Written request: Show every line where "kinetics" occurs.

Listed records:
※ ※ ※

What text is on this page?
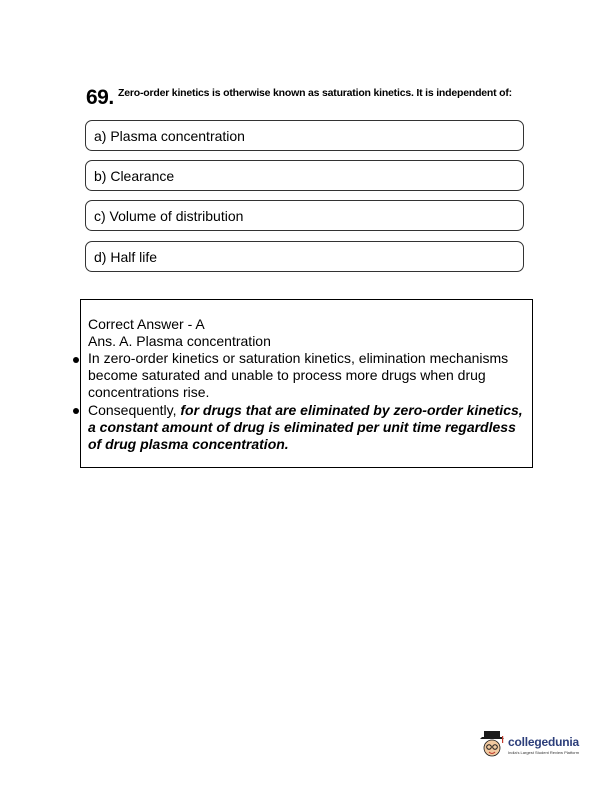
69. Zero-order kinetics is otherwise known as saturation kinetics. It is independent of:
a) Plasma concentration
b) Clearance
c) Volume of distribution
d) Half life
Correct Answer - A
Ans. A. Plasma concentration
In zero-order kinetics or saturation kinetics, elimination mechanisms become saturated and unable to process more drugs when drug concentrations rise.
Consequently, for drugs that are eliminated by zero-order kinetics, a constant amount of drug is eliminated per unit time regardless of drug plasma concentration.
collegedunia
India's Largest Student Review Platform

※ ※ ※

Solution to this task:
69. Zero-order kinetics is otherwise known as saturation kinetics. It is independent of:
In zero-order kinetics or saturation kinetics, elimination mechanisms become saturated and unable to process more drugs when drug concentrations rise.
Consequently, for drugs that are eliminated by zero-order kinetics, a constant amount of drug is eliminated per unit time regardless of drug plasma concentration.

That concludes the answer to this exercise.